[BEGIN]

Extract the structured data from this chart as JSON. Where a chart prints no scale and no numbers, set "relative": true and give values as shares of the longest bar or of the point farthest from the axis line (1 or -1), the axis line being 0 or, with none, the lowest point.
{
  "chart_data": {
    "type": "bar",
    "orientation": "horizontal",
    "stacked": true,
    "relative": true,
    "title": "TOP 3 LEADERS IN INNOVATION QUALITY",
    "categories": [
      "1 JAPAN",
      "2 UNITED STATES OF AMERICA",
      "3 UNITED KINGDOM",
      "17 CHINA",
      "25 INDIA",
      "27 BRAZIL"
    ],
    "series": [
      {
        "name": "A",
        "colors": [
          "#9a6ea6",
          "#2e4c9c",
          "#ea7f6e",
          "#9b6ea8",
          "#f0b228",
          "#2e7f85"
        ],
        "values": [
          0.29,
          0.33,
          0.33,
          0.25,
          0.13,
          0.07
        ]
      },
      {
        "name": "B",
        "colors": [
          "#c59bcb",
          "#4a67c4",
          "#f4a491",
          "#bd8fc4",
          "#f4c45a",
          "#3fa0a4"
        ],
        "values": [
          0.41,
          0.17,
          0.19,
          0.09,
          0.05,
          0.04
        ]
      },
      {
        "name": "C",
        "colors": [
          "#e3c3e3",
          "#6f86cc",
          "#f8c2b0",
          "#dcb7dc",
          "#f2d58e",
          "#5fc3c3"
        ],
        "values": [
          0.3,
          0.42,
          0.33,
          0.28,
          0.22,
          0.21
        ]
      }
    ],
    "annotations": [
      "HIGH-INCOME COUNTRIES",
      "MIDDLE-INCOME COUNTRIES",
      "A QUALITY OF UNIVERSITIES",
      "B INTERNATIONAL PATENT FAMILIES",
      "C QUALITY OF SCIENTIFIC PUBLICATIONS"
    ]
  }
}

[END]

→ SHORT EXERCISE
Reproduce the listing above word for word.

→ TASK ANSWER
Extract the structured data from this chart as JSON. Where a chart prints no scale and no numbers, set "relative": true and give values as shares of the longest bar or of the point farthest from the axis line (1 or -1), the axis line being 0 or, with none, the lowest point.
{
  "chart_data": {
    "type": "bar",
    "orientation": "horizontal",
    "stacked": true,
    "relative": true,
    "title": "TOP 3 LEADERS IN INNOVATION QUALITY",
    "categories": [
      "1 JAPAN",
      "2 UNITED STATES OF AMERICA",
      "3 UNITED KINGDOM",
      "17 CHINA",
      "25 INDIA",
      "27 BRAZIL"
    ],
    "series": [
      {
        "name": "A",
        "colors": [
          "#9a6ea6",
          "#2e4c9c",
          "#ea7f6e",
          "#9b6ea8",
          "#f0b228",
          "#2e7f85"
        ],
        "values": [
          0.29,
          0.33,
          0.33,
          0.25,
          0.13,
          0.07
        ]
      },
      {
        "name": "B",
        "colors": [
          "#c59bcb",
          "#4a67c4",
          "#f4a491",
          "#bd8fc4",
          "#f4c45a",
          "#3fa0a4"
        ],
        "values": [
          0.41,
          0.17,
          0.19,
          0.09,
          0.05,
          0.04
        ]
      },
      {
        "name": "C",
        "colors": [
          "#e3c3e3",
          "#6f86cc",
          "#f8c2b0",
          "#dcb7dc",
          "#f2d58e",
          "#5fc3c3"
        ],
        "values": [
          0.3,
          0.42,
          0.33,
          0.28,
          0.22,
          0.21
        ]
      }
    ],
    "annotations": [
      "HIGH-INCOME COUNTRIES",
      "MIDDLE-INCOME COUNTRIES",
      "A QUALITY OF UNIVERSITIES",
      "B INTERNATIONAL PATENT FAMILIES",
      "C QUALITY OF SCIENTIFIC PUBLICATIONS"
    ]
  }
}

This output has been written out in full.